━━━ Dataset records ━━━
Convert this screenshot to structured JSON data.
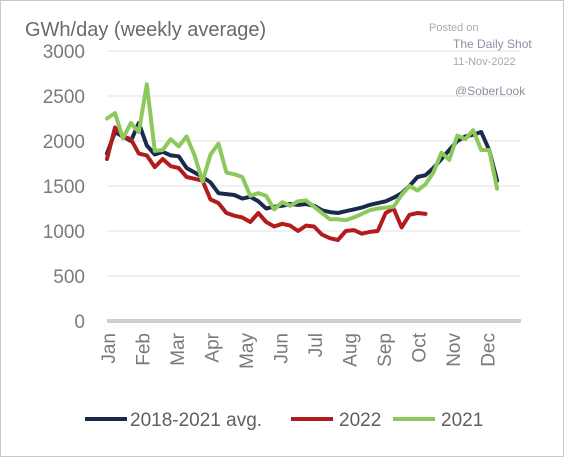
{
  "chart_data": {
    "type": "line",
    "title": "",
    "ylabel": "GWh/day (weekly average)",
    "xlabel": "",
    "ylim": [
      0,
      3000
    ],
    "yticks": [
      0,
      500,
      1000,
      1500,
      2000,
      2500,
      3000
    ],
    "x_tick_labels": [
      "Jan",
      "Feb",
      "Mar",
      "Apr",
      "May",
      "Jun",
      "Jul",
      "Aug",
      "Sep",
      "Oct",
      "Nov",
      "Dec"
    ],
    "x_range_weeks": [
      1,
      53
    ],
    "grid": "horizontal",
    "legend_position": "bottom",
    "series": [
      {
        "name": "2018-2021 avg.",
        "color": "#1a2a4a",
        "values": [
          1860,
          2100,
          2050,
          2000,
          2200,
          1950,
          1850,
          1880,
          1840,
          1830,
          1700,
          1650,
          1600,
          1540,
          1420,
          1410,
          1400,
          1360,
          1380,
          1330,
          1250,
          1270,
          1280,
          1300,
          1290,
          1300,
          1280,
          1230,
          1210,
          1200,
          1220,
          1240,
          1260,
          1290,
          1310,
          1330,
          1370,
          1420,
          1500,
          1600,
          1620,
          1700,
          1800,
          1900,
          2000,
          2050,
          2070,
          2100,
          1900,
          1560
        ]
      },
      {
        "name": "2022",
        "color": "#b31c1c",
        "values": [
          1800,
          2150,
          2050,
          2020,
          1860,
          1840,
          1710,
          1800,
          1720,
          1700,
          1600,
          1580,
          1560,
          1350,
          1310,
          1200,
          1170,
          1150,
          1100,
          1200,
          1100,
          1050,
          1080,
          1060,
          1000,
          1060,
          1050,
          960,
          920,
          900,
          1000,
          1010,
          970,
          990,
          1000,
          1200,
          1250,
          1040,
          1180,
          1200,
          1190
        ]
      },
      {
        "name": "2021",
        "color": "#8dc85c",
        "values": [
          2250,
          2310,
          2030,
          2200,
          2100,
          2630,
          1890,
          1900,
          2020,
          1940,
          2050,
          1840,
          1550,
          1850,
          1970,
          1650,
          1630,
          1600,
          1390,
          1420,
          1390,
          1240,
          1320,
          1280,
          1330,
          1340,
          1270,
          1200,
          1130,
          1130,
          1120,
          1150,
          1190,
          1230,
          1250,
          1260,
          1270,
          1400,
          1500,
          1450,
          1520,
          1650,
          1870,
          1790,
          2060,
          2020,
          2120,
          1900,
          1900,
          1470
        ]
      }
    ]
  },
  "watermark": {
    "posted_on": "Posted on",
    "source": "The Daily Shot",
    "date": "11-Nov-2022",
    "handle": "@SoberLook"
  }
}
━━━
Written task:
Search the data above for the string "color" and return every line that has it.

Task response:
        "color": "#1a2a4a",
        "color": "#b31c1c",
        "color": "#8dc85c",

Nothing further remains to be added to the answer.